↓↓↓
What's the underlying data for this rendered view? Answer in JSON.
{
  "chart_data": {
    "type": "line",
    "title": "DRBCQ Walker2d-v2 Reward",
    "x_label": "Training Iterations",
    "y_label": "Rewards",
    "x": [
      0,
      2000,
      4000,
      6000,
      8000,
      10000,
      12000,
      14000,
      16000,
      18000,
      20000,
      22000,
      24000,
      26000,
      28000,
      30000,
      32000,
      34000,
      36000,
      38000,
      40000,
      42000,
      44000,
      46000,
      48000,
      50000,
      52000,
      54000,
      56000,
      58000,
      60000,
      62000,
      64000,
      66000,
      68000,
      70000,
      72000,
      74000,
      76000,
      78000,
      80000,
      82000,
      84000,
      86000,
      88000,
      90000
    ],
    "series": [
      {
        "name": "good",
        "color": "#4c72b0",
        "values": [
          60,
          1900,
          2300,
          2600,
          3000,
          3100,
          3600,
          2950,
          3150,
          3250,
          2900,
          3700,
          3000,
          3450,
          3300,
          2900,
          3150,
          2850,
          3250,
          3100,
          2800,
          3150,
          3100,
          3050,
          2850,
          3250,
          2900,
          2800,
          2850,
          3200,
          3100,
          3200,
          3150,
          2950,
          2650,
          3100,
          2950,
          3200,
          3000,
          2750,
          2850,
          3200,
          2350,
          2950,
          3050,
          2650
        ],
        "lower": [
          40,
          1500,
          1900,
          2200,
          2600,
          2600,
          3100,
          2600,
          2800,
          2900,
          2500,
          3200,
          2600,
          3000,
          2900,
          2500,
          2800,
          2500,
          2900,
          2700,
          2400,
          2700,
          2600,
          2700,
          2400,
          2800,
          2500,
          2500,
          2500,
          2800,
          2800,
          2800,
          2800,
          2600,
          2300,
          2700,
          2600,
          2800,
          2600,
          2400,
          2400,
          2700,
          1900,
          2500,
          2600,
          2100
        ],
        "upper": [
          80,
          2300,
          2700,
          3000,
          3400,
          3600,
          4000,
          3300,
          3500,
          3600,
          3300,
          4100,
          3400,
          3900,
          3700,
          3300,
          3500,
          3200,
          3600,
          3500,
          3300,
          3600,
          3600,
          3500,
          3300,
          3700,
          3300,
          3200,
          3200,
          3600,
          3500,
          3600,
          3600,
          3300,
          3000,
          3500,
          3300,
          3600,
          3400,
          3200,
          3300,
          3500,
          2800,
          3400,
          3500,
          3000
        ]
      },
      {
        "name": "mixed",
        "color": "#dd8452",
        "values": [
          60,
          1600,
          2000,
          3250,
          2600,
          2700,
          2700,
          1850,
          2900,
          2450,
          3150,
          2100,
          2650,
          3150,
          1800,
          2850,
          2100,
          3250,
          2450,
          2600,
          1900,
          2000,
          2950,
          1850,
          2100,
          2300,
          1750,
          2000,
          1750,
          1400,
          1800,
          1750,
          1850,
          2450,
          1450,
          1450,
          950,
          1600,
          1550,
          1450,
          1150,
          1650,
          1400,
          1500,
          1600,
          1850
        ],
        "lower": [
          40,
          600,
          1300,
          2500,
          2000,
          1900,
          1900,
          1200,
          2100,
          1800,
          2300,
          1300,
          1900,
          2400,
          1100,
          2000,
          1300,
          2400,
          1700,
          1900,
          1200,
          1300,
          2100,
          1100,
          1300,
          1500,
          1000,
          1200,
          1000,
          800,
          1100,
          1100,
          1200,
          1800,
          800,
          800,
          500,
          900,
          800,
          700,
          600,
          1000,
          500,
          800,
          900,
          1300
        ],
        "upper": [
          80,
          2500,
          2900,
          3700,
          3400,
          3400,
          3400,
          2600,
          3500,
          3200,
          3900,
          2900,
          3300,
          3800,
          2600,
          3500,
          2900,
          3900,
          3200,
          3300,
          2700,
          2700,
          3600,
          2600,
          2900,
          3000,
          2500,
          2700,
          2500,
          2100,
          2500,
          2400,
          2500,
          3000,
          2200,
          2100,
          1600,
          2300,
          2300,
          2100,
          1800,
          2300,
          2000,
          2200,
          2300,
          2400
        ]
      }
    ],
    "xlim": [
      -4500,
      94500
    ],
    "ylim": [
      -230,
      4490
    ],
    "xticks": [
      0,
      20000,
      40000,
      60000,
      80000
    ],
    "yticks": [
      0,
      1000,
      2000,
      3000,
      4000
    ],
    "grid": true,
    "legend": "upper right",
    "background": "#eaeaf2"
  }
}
↑↑↑
↓↓↓
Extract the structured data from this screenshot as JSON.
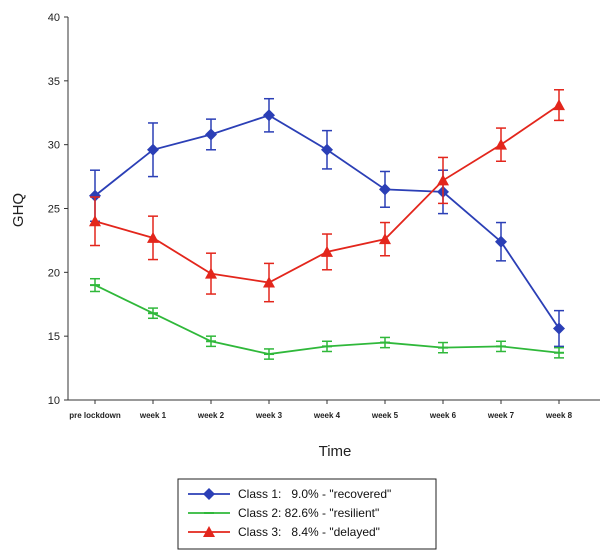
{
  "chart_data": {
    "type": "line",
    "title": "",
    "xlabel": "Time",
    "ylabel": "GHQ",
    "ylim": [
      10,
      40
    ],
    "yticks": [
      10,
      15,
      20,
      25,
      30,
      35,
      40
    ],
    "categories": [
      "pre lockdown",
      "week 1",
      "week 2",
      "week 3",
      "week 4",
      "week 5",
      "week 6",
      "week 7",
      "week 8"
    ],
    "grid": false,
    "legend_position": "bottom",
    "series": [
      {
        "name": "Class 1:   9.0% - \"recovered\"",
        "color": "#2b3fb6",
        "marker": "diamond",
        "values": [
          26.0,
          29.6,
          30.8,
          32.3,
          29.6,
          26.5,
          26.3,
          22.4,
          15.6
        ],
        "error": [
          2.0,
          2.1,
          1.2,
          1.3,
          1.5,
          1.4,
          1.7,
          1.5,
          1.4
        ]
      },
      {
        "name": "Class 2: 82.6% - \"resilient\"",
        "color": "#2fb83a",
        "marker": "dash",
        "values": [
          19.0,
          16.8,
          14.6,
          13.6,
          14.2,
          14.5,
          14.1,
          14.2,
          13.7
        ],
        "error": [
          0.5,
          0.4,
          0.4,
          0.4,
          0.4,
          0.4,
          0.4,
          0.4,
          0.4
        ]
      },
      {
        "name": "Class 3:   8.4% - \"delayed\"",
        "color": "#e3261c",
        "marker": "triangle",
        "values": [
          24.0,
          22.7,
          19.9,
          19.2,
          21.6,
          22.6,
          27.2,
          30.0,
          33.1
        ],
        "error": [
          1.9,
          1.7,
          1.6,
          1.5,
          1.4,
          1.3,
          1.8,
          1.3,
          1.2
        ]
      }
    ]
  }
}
↑↑↑
↓↓↓
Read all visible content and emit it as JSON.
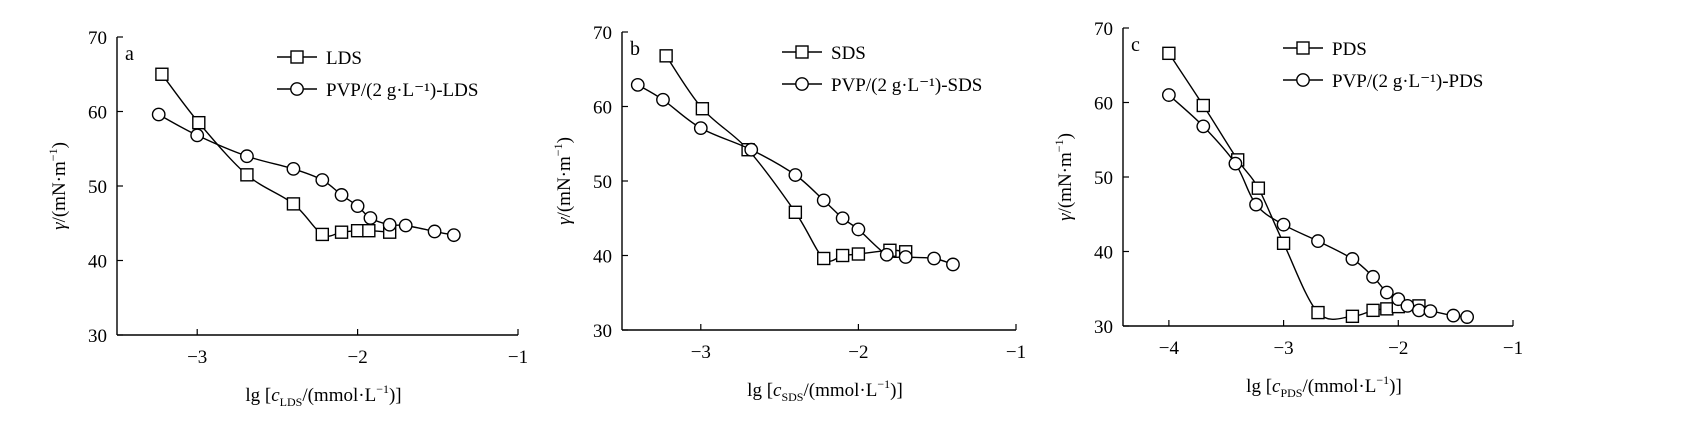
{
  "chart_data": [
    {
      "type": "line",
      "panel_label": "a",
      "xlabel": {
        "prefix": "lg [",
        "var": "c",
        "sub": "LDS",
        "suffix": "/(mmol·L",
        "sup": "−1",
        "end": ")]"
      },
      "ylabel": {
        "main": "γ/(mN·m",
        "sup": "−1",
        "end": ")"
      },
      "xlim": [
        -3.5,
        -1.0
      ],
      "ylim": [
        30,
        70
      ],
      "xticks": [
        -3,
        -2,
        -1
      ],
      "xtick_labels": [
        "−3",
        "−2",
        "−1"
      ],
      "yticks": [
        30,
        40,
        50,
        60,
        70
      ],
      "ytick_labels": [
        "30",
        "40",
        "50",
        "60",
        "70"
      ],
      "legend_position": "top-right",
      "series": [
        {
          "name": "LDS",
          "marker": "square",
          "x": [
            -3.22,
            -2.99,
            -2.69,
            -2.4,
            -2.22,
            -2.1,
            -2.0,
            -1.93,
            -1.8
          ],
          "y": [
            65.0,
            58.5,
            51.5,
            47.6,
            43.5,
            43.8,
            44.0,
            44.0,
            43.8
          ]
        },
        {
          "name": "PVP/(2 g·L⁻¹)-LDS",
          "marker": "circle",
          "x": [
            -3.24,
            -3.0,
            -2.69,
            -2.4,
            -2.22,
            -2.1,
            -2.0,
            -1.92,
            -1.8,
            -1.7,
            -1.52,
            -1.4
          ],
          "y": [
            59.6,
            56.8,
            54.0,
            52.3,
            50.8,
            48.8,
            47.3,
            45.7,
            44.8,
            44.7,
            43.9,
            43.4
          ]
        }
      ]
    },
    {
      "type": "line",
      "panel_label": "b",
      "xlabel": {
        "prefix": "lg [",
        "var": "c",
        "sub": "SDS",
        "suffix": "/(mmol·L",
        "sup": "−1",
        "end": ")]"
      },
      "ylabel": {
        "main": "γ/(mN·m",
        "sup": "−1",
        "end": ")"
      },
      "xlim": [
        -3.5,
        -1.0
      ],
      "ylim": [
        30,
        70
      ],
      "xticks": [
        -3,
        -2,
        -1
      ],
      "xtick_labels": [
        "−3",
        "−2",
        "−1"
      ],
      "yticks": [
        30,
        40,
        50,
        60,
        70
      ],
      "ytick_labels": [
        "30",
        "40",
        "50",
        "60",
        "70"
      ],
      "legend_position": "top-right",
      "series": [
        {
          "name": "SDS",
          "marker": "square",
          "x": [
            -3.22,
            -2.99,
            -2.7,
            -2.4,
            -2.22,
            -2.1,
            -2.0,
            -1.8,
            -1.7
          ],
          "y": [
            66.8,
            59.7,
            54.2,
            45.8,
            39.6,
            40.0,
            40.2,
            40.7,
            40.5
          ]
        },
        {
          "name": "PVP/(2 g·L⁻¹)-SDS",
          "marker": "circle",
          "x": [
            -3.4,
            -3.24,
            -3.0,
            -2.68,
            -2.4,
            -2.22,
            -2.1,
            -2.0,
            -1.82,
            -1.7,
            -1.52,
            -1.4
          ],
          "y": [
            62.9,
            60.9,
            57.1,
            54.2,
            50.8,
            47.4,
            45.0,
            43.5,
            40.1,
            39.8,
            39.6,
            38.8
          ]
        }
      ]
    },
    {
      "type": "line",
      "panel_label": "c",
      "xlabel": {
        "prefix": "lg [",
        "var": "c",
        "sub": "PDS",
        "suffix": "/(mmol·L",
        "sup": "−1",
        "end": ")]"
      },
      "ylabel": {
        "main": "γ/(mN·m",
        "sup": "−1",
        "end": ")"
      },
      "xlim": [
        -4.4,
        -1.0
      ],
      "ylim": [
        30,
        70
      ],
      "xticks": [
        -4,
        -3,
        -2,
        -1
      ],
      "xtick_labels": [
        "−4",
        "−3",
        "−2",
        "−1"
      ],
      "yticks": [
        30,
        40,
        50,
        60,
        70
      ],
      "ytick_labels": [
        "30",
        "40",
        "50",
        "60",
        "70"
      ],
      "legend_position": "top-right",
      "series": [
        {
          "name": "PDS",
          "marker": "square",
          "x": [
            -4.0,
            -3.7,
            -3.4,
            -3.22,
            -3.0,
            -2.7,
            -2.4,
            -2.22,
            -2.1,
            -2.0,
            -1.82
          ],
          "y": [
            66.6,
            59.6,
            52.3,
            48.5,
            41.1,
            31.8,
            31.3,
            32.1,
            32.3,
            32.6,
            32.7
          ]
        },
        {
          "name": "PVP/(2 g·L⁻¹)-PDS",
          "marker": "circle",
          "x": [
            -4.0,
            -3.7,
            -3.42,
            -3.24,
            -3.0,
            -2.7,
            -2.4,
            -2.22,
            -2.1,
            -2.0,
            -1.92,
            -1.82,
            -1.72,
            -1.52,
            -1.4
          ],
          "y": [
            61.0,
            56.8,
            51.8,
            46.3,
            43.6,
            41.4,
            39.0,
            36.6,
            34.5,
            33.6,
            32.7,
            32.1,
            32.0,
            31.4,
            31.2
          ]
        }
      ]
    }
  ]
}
↑↑↑
◆ WRITTEN REQUEST ◆
In the listing above, find the lines holding the word "week" and copy them.

◆ FINISHED ANSWER ◆
      "week 1",
      "week 2",
      "week 3",
      "week 4",
      "week 5",
      "week 6",
      "week 7",
      "week 8"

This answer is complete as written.